--- What to produce ---
Transcribe the data in full and exactly, omitting any pictures.

--- Given data ---
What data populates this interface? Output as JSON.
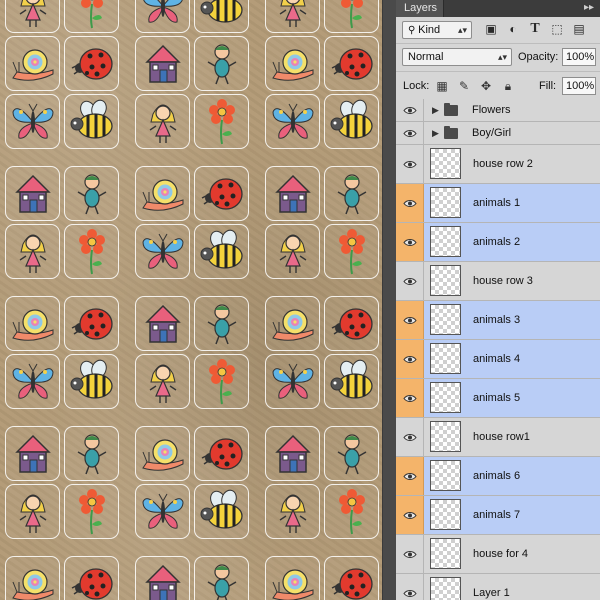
{
  "panel": {
    "tab_label": "Layers",
    "menu_glyph": "▸▸",
    "filter": {
      "kind_label": "Kind"
    },
    "blend_mode": "Normal",
    "opacity_label": "Opacity:",
    "opacity_value": "100%",
    "lock_label": "Lock:",
    "fill_label": "Fill:",
    "fill_value": "100%"
  },
  "layers": [
    {
      "name": "Flowers",
      "type": "group",
      "selected": false
    },
    {
      "name": "Boy/Girl",
      "type": "group",
      "selected": false
    },
    {
      "name": "house row 2",
      "type": "layer",
      "selected": false
    },
    {
      "name": "animals 1",
      "type": "layer",
      "selected": true
    },
    {
      "name": "animals 2",
      "type": "layer",
      "selected": true
    },
    {
      "name": "house row 3",
      "type": "layer",
      "selected": false
    },
    {
      "name": "animals 3",
      "type": "layer",
      "selected": true
    },
    {
      "name": "animals 4",
      "type": "layer",
      "selected": true
    },
    {
      "name": "animals 5",
      "type": "layer",
      "selected": true
    },
    {
      "name": "house row1",
      "type": "layer",
      "selected": false
    },
    {
      "name": "animals 6",
      "type": "layer",
      "selected": true
    },
    {
      "name": "animals 7",
      "type": "layer",
      "selected": true
    },
    {
      "name": "house for 4",
      "type": "layer",
      "selected": false
    },
    {
      "name": "Layer 1",
      "type": "layer",
      "selected": false
    }
  ],
  "canvas": {
    "icons": [
      "house-icon",
      "boy-icon",
      "snail-icon",
      "ladybug-icon",
      "girl-icon",
      "flower-icon",
      "butterfly-icon",
      "bee-icon"
    ]
  }
}
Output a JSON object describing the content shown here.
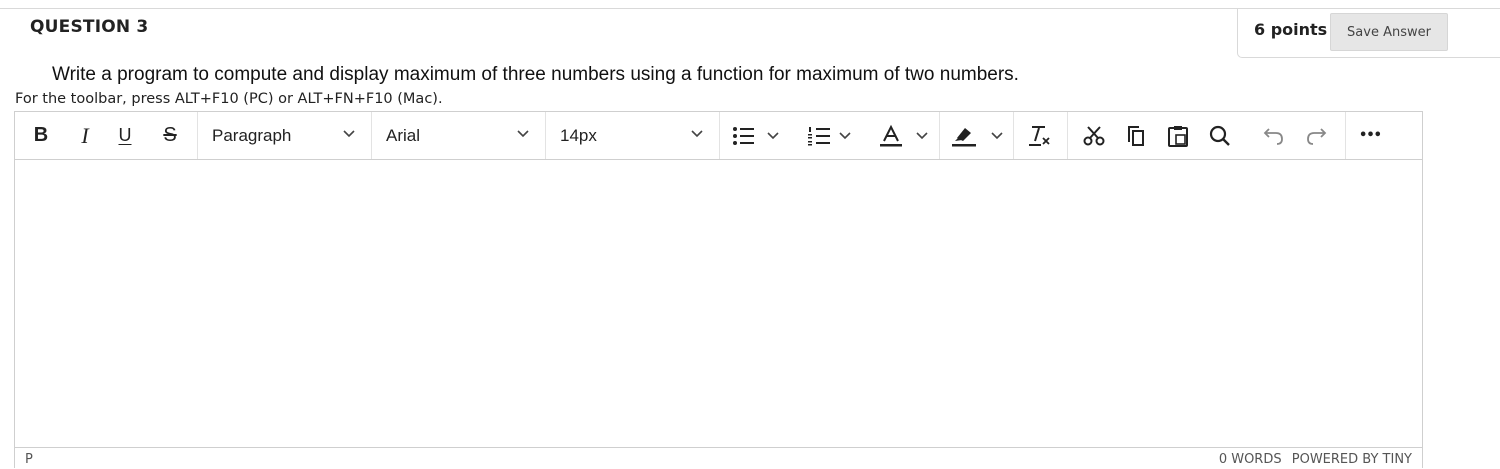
{
  "question": {
    "title": "QUESTION 3",
    "points": "6 points",
    "save_label": "Save Answer",
    "text": "Write a program to compute and display maximum of three numbers using a function for maximum of two numbers."
  },
  "editor": {
    "toolbar_hint": "For the toolbar, press ALT+F10 (PC) or ALT+FN+F10 (Mac).",
    "block_format": "Paragraph",
    "font_family": "Arial",
    "font_size": "14px",
    "bold_label": "B",
    "italic_label": "I",
    "underline_label": "U",
    "strike_label": "S",
    "more_label": "•••",
    "content": "",
    "path": "P",
    "word_count": "0 WORDS",
    "powered_by": "POWERED BY TINY"
  },
  "icons": [
    "bold-icon",
    "italic-icon",
    "underline-icon",
    "strikethrough-icon",
    "bullet-list-icon",
    "numbered-list-icon",
    "text-color-icon",
    "highlight-icon",
    "clear-format-icon",
    "cut-icon",
    "copy-icon",
    "paste-icon",
    "find-icon",
    "undo-icon",
    "redo-icon",
    "more-icon"
  ]
}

--- Task result ---
What data populates this interface? Output as JSON.
{
  "panel": {
    "tab_label": "Layers",
    "menu_glyph": "▸▸",
    "filter": {
      "kind_label": "Kind"
    },
    "blend_mode": "Normal",
    "opacity_label": "Opacity:",
    "opacity_value": "100%",
    "lock_label": "Lock:",
    "fill_label": "Fill:",
    "fill_value": "100%"
  },
  "layers": [
    {
      "name": "Flowers",
      "type": "group",
      "selected": false
    },
    {
      "name": "Boy/Girl",
      "type": "group",
      "selected": false
    },
    {
      "name": "house row 2",
      "type": "layer",
      "selected": false
    },
    {
      "name": "animals 1",
      "type": "layer",
      "selected": true
    },
    {
      "name": "animals 2",
      "type": "layer",
      "selected": true
    },
    {
      "name": "house row 3",
      "type": "layer",
      "selected": false
    },
    {
      "name": "animals 3",
      "type": "layer",
      "selected": true
    },
    {
      "name": "animals 4",
      "type": "layer",
      "selected": true
    },
    {
      "name": "animals 5",
      "type": "layer",
      "selected": true
    },
    {
      "name": "house row1",
      "type": "layer",
      "selected": false
    },
    {
      "name": "animals 6",
      "type": "layer",
      "selected": true
    },
    {
      "name": "animals 7",
      "type": "layer",
      "selected": true
    },
    {
      "name": "house for 4",
      "type": "layer",
      "selected": false
    },
    {
      "name": "Layer 1",
      "type": "layer",
      "selected": false
    }
  ],
  "canvas": {
    "icons": [
      "house-icon",
      "boy-icon",
      "snail-icon",
      "ladybug-icon",
      "girl-icon",
      "flower-icon",
      "butterfly-icon",
      "bee-icon"
    ]
  }
}
Output a JSON object describing the content shown here.
{
  "question": {
    "title": "QUESTION 3",
    "points": "6 points",
    "save_label": "Save Answer",
    "text": "Write a program to compute and display maximum of three numbers using a function for maximum of two numbers."
  },
  "editor": {
    "toolbar_hint": "For the toolbar, press ALT+F10 (PC) or ALT+FN+F10 (Mac).",
    "block_format": "Paragraph",
    "font_family": "Arial",
    "font_size": "14px",
    "bold_label": "B",
    "italic_label": "I",
    "underline_label": "U",
    "strike_label": "S",
    "more_label": "•••",
    "content": "",
    "path": "P",
    "word_count": "0 WORDS",
    "powered_by": "POWERED BY TINY"
  },
  "icons": [
    "bold-icon",
    "italic-icon",
    "underline-icon",
    "strikethrough-icon",
    "bullet-list-icon",
    "numbered-list-icon",
    "text-color-icon",
    "highlight-icon",
    "clear-format-icon",
    "cut-icon",
    "copy-icon",
    "paste-icon",
    "find-icon",
    "undo-icon",
    "redo-icon",
    "more-icon"
  ]
}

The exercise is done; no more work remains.